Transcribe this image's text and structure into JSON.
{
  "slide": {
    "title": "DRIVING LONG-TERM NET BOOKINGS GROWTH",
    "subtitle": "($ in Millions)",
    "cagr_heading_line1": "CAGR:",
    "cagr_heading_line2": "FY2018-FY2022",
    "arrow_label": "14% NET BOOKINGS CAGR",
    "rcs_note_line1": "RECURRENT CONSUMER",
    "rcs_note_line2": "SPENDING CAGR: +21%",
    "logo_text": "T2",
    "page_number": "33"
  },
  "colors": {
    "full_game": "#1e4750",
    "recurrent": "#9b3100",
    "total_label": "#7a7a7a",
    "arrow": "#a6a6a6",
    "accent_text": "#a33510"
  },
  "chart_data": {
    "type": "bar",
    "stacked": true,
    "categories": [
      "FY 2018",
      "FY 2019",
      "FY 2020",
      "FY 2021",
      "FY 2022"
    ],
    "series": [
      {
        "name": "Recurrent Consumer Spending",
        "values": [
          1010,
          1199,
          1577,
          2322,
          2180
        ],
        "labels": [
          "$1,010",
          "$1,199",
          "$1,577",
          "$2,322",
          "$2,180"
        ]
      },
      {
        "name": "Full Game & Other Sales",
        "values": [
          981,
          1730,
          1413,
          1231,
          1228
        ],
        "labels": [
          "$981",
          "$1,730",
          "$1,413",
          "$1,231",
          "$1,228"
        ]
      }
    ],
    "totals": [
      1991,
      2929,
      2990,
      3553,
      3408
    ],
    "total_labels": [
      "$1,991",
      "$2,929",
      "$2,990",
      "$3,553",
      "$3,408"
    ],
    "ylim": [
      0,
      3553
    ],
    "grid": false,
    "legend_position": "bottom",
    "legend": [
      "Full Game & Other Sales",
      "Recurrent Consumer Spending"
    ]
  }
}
_ _ _ _ _ _ _
• **Task brief**:
Using the entries above, return each line in which the word "Other" occurs.

• **Full output**:
        "name": "Full Game & Other Sales",
      "Full Game & Other Sales",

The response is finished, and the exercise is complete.